Transcribe the listing below word for word.

━━━ Exercise materials ━━━

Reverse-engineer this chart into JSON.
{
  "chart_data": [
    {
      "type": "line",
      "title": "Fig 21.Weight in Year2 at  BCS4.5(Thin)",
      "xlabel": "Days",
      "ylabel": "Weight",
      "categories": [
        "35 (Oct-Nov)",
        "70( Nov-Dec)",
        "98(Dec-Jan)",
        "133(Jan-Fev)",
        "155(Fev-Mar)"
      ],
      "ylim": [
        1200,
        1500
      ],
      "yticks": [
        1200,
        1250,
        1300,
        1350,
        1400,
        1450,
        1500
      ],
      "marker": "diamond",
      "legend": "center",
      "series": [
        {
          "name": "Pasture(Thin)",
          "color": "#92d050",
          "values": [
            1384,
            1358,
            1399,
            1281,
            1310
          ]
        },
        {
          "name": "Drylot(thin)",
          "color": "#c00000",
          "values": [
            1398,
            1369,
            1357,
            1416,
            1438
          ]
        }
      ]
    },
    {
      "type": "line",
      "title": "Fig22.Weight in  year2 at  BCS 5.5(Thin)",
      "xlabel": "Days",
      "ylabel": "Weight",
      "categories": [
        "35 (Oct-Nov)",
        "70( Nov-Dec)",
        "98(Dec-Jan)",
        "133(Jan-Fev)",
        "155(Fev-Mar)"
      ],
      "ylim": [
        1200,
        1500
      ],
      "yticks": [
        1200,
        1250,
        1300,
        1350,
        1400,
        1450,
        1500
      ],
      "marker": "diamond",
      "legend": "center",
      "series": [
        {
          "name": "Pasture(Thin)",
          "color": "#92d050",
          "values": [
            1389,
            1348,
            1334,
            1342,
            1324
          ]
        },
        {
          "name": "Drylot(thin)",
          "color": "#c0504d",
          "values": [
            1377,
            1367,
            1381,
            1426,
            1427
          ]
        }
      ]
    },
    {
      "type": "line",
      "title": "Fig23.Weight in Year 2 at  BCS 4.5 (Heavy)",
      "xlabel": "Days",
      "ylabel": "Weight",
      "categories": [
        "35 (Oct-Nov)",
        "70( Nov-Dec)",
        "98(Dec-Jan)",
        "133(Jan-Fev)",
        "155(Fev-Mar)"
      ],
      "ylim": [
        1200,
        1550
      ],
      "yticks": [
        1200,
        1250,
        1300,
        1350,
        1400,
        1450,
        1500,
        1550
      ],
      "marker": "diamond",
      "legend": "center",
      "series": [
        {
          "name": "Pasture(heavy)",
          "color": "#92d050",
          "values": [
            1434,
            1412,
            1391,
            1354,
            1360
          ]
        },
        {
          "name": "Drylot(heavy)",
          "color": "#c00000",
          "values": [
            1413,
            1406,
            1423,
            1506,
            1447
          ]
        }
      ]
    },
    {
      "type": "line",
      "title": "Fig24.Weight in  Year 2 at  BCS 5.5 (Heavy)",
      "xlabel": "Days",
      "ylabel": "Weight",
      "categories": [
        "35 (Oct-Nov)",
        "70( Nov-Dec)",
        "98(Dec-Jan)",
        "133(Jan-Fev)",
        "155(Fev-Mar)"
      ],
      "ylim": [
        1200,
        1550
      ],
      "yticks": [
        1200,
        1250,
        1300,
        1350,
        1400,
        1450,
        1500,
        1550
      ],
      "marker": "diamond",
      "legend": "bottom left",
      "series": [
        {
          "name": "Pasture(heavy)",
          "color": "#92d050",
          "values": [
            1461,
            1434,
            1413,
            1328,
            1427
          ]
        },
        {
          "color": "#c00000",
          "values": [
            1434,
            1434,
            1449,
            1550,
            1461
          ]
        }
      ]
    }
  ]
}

━━━

▶ [Expected output]
Reverse-engineer this chart into JSON.
{
  "chart_data": [
    {
      "type": "line",
      "title": "Fig 21.Weight in Year2 at  BCS4.5(Thin)",
      "xlabel": "Days",
      "ylabel": "Weight",
      "categories": [
        "35 (Oct-Nov)",
        "70( Nov-Dec)",
        "98(Dec-Jan)",
        "133(Jan-Fev)",
        "155(Fev-Mar)"
      ],
      "ylim": [
        1200,
        1500
      ],
      "yticks": [
        1200,
        1250,
        1300,
        1350,
        1400,
        1450,
        1500
      ],
      "marker": "diamond",
      "legend": "center",
      "series": [
        {
          "name": "Pasture(Thin)",
          "color": "#92d050",
          "values": [
            1384,
            1358,
            1399,
            1281,
            1310
          ]
        },
        {
          "name": "Drylot(thin)",
          "color": "#c00000",
          "values": [
            1398,
            1369,
            1357,
            1416,
            1438
          ]
        }
      ]
    },
    {
      "type": "line",
      "title": "Fig22.Weight in  year2 at  BCS 5.5(Thin)",
      "xlabel": "Days",
      "ylabel": "Weight",
      "categories": [
        "35 (Oct-Nov)",
        "70( Nov-Dec)",
        "98(Dec-Jan)",
        "133(Jan-Fev)",
        "155(Fev-Mar)"
      ],
      "ylim": [
        1200,
        1500
      ],
      "yticks": [
        1200,
        1250,
        1300,
        1350,
        1400,
        1450,
        1500
      ],
      "marker": "diamond",
      "legend": "center",
      "series": [
        {
          "name": "Pasture(Thin)",
          "color": "#92d050",
          "values": [
            1389,
            1348,
            1334,
            1342,
            1324
          ]
        },
        {
          "name": "Drylot(thin)",
          "color": "#c0504d",
          "values": [
            1377,
            1367,
            1381,
            1426,
            1427
          ]
        }
      ]
    },
    {
      "type": "line",
      "title": "Fig23.Weight in Year 2 at  BCS 4.5 (Heavy)",
      "xlabel": "Days",
      "ylabel": "Weight",
      "categories": [
        "35 (Oct-Nov)",
        "70( Nov-Dec)",
        "98(Dec-Jan)",
        "133(Jan-Fev)",
        "155(Fev-Mar)"
      ],
      "ylim": [
        1200,
        1550
      ],
      "yticks": [
        1200,
        1250,
        1300,
        1350,
        1400,
        1450,
        1500,
        1550
      ],
      "marker": "diamond",
      "legend": "center",
      "series": [
        {
          "name": "Pasture(heavy)",
          "color": "#92d050",
          "values": [
            1434,
            1412,
            1391,
            1354,
            1360
          ]
        },
        {
          "name": "Drylot(heavy)",
          "color": "#c00000",
          "values": [
            1413,
            1406,
            1423,
            1506,
            1447
          ]
        }
      ]
    },
    {
      "type": "line",
      "title": "Fig24.Weight in  Year 2 at  BCS 5.5 (Heavy)",
      "xlabel": "Days",
      "ylabel": "Weight",
      "categories": [
        "35 (Oct-Nov)",
        "70( Nov-Dec)",
        "98(Dec-Jan)",
        "133(Jan-Fev)",
        "155(Fev-Mar)"
      ],
      "ylim": [
        1200,
        1550
      ],
      "yticks": [
        1200,
        1250,
        1300,
        1350,
        1400,
        1450,
        1500,
        1550
      ],
      "marker": "diamond",
      "legend": "bottom left",
      "series": [
        {
          "name": "Pasture(heavy)",
          "color": "#92d050",
          "values": [
            1461,
            1434,
            1413,
            1328,
            1427
          ]
        },
        {
          "color": "#c00000",
          "values": [
            1434,
            1434,
            1449,
            1550,
            1461
          ]
        }
      ]
    }
  ]
}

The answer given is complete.